Rows from a figure dataset:
· · · ·
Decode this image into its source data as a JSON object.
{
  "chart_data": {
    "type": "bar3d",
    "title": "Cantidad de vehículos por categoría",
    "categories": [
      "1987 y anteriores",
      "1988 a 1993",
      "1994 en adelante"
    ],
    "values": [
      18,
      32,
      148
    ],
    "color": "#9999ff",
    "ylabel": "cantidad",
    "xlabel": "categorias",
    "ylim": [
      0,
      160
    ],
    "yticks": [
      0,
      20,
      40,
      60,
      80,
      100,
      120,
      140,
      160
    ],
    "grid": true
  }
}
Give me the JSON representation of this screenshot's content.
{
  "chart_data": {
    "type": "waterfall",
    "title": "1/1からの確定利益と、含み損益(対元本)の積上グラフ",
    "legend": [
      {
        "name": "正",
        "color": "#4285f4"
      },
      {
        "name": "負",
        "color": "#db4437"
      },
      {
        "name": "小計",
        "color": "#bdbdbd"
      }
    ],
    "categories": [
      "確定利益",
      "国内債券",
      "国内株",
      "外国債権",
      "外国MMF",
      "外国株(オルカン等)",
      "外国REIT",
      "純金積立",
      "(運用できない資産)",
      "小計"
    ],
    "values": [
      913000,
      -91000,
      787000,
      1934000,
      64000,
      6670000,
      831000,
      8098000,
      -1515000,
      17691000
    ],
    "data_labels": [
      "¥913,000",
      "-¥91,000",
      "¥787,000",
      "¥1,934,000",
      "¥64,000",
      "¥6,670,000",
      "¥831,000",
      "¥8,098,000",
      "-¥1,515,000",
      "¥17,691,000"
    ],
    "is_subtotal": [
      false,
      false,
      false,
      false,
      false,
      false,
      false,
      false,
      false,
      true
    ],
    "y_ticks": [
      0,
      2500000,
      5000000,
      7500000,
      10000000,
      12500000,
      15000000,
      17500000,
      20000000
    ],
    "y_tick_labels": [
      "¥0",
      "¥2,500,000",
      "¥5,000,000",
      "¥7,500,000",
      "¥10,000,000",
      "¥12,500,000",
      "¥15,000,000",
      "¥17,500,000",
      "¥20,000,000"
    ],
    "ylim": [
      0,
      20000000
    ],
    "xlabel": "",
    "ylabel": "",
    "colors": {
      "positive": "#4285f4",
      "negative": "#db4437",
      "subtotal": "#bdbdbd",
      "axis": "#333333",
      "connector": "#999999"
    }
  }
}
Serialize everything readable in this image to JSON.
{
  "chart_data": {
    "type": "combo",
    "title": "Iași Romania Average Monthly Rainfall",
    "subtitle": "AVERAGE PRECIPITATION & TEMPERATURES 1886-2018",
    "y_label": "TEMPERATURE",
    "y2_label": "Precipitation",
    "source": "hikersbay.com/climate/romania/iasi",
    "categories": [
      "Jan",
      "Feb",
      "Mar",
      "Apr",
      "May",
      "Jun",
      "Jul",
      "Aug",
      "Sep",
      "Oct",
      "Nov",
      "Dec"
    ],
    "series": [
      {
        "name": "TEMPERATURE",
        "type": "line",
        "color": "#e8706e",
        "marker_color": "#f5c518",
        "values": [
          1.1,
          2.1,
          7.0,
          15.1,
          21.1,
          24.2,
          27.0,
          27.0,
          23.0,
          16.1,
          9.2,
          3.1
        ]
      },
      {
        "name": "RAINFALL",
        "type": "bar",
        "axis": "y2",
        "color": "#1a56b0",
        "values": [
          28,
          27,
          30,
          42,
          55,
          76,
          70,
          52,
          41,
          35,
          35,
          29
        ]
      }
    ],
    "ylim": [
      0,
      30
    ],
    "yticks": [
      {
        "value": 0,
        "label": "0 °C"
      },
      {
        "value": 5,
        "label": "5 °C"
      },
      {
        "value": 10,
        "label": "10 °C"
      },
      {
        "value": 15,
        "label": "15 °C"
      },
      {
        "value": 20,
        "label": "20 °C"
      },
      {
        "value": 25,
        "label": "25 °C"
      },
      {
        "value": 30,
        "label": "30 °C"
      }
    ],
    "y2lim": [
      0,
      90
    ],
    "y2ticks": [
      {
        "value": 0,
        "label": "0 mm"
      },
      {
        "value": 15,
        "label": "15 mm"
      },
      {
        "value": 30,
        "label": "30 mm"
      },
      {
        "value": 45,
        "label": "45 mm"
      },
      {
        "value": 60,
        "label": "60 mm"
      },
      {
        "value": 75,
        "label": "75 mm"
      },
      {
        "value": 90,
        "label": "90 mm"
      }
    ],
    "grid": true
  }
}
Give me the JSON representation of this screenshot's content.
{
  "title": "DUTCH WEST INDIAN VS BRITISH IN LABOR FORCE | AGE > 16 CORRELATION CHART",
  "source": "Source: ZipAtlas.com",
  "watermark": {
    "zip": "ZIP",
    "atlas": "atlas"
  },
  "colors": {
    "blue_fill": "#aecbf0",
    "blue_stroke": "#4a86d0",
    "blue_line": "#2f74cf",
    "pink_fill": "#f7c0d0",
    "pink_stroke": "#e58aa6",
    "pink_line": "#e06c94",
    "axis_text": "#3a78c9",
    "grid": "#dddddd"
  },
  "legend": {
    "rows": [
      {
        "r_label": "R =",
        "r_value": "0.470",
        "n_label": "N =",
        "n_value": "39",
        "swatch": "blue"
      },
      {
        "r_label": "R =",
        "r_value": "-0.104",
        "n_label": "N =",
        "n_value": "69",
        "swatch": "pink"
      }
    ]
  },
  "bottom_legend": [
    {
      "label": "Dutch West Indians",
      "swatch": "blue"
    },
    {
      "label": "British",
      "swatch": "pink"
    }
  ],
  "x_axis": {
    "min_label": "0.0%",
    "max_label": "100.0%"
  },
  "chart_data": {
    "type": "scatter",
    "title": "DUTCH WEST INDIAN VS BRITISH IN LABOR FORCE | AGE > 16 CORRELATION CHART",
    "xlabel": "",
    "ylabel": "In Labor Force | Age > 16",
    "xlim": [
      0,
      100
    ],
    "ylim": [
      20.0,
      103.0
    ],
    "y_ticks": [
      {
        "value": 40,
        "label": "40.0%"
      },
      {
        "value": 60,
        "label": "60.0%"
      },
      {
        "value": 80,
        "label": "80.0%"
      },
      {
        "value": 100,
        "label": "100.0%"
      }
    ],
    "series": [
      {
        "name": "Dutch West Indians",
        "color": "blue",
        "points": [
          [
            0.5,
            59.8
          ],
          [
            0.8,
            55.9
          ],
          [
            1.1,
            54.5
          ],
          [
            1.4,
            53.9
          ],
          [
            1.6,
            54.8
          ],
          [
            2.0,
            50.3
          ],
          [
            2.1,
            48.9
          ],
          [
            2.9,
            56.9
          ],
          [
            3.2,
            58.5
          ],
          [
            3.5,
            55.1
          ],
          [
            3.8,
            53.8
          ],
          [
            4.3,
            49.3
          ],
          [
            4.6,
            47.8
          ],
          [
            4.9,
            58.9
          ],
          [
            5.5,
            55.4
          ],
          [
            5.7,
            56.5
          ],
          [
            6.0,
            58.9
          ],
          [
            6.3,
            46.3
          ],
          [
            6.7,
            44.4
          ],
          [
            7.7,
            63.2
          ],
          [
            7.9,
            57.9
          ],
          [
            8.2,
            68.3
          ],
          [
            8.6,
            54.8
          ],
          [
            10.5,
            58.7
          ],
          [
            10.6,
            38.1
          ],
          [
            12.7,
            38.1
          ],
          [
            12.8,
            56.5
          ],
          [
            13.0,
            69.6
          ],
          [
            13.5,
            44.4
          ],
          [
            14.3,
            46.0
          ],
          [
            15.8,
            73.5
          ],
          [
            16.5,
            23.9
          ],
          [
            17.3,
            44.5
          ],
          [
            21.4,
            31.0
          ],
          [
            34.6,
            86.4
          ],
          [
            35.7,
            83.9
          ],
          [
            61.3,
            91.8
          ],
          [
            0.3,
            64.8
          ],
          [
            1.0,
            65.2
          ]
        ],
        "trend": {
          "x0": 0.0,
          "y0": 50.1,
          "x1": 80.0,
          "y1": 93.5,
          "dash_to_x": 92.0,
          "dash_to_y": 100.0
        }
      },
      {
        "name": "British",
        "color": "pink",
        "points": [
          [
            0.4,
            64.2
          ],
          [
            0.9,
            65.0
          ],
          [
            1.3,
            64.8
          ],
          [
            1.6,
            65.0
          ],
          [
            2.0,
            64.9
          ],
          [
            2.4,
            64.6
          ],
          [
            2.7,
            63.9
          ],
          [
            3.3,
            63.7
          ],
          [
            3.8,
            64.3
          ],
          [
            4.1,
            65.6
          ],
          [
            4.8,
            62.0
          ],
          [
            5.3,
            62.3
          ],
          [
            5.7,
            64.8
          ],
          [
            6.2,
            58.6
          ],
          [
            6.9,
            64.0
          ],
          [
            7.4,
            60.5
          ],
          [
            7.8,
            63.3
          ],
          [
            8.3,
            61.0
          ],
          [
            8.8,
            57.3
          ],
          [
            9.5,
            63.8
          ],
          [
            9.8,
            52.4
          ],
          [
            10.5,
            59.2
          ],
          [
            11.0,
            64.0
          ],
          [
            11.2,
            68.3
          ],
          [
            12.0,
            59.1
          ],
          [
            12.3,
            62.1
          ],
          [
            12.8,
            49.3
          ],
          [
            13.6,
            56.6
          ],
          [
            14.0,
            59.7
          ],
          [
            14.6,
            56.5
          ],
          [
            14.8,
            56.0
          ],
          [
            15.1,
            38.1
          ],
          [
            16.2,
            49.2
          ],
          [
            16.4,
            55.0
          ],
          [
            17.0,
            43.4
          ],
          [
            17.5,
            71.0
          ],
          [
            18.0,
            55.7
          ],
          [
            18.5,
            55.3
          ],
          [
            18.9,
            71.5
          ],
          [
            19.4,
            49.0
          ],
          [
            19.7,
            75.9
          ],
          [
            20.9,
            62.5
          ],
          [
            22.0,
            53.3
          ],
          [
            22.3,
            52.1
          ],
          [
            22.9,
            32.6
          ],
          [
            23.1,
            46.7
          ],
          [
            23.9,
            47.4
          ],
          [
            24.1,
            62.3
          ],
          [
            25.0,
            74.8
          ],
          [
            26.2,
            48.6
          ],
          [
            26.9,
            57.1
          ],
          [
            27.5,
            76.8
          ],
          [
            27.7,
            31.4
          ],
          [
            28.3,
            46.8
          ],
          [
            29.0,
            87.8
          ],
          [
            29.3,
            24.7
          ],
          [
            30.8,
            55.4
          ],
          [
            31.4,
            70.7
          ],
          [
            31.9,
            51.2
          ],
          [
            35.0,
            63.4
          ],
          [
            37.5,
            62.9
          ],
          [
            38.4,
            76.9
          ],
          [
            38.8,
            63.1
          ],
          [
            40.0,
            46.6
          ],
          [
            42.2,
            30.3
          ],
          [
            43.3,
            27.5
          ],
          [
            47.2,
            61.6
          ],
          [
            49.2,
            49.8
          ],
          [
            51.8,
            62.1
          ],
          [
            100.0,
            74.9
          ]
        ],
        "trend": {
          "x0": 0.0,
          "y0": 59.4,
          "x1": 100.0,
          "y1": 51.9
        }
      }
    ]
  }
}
· · · ·
▶ _TASK BRIEF_: Go through the material line by line. Show each line that contains the string "ylabel".

▶ _OUTPUT FOR THIS EXERCISE_:
    "ylabel": "cantidad",
    "ylabel": "",
    "ylabel": "In Labor Force | Age > 16",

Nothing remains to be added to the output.